_Challenge_
Tell how many lines in these records contain the string "Rochester", with only the number as the reply.
** start of Data **
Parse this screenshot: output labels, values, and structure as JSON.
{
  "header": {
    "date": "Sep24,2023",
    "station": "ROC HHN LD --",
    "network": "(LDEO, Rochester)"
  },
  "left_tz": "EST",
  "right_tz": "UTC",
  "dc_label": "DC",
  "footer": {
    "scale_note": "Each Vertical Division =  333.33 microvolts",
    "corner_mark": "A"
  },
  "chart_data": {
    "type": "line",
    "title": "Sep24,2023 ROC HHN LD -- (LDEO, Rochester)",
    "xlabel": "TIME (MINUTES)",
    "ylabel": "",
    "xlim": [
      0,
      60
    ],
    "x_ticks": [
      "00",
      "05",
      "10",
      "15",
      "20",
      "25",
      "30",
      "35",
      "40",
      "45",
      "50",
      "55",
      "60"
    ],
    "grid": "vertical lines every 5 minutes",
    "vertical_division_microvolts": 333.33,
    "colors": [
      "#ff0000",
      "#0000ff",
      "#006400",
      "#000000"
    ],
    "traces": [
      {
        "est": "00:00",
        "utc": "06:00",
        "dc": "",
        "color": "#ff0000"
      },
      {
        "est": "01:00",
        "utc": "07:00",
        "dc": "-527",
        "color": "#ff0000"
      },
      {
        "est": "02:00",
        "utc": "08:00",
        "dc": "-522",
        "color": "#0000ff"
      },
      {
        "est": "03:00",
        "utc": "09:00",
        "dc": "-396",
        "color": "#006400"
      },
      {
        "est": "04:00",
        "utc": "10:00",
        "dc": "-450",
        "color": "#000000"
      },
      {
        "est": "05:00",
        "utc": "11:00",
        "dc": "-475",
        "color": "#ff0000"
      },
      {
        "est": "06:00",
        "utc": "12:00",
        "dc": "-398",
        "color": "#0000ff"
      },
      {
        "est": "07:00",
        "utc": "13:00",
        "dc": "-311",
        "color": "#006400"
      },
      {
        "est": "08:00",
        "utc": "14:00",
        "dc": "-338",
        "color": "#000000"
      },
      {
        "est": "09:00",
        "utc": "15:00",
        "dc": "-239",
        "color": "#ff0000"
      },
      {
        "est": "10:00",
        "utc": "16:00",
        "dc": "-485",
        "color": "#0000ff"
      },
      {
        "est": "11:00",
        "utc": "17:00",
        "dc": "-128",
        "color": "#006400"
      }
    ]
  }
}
** end of Data **
_Completed exercise_
2